- WHAT YOU NEED TO DO: Return all of the entries exactly, with nothing added or left out.

- Dataset listings of figures:
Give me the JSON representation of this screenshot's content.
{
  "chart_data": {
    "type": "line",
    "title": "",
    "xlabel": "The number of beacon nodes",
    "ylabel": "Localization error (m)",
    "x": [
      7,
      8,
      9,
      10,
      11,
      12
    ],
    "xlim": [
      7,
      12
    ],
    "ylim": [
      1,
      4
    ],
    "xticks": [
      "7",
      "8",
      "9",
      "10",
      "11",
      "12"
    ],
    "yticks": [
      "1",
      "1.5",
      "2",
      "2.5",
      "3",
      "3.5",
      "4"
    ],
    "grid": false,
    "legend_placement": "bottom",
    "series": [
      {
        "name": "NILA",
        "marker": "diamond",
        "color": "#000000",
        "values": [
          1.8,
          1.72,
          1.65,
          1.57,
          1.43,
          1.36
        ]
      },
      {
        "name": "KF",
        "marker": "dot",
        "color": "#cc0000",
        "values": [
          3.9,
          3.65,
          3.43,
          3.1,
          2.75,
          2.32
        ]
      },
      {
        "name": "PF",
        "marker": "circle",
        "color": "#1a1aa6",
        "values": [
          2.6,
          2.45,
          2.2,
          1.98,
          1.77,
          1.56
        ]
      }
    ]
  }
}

- RESULT:
Give me the JSON representation of this screenshot's content.
{
  "chart_data": {
    "type": "line",
    "title": "",
    "xlabel": "The number of beacon nodes",
    "ylabel": "Localization error (m)",
    "x": [
      7,
      8,
      9,
      10,
      11,
      12
    ],
    "xlim": [
      7,
      12
    ],
    "ylim": [
      1,
      4
    ],
    "xticks": [
      "7",
      "8",
      "9",
      "10",
      "11",
      "12"
    ],
    "yticks": [
      "1",
      "1.5",
      "2",
      "2.5",
      "3",
      "3.5",
      "4"
    ],
    "grid": false,
    "legend_placement": "bottom",
    "series": [
      {
        "name": "NILA",
        "marker": "diamond",
        "color": "#000000",
        "values": [
          1.8,
          1.72,
          1.65,
          1.57,
          1.43,
          1.36
        ]
      },
      {
        "name": "KF",
        "marker": "dot",
        "color": "#cc0000",
        "values": [
          3.9,
          3.65,
          3.43,
          3.1,
          2.75,
          2.32
        ]
      },
      {
        "name": "PF",
        "marker": "circle",
        "color": "#1a1aa6",
        "values": [
          2.6,
          2.45,
          2.2,
          1.98,
          1.77,
          1.56
        ]
      }
    ]
  }
}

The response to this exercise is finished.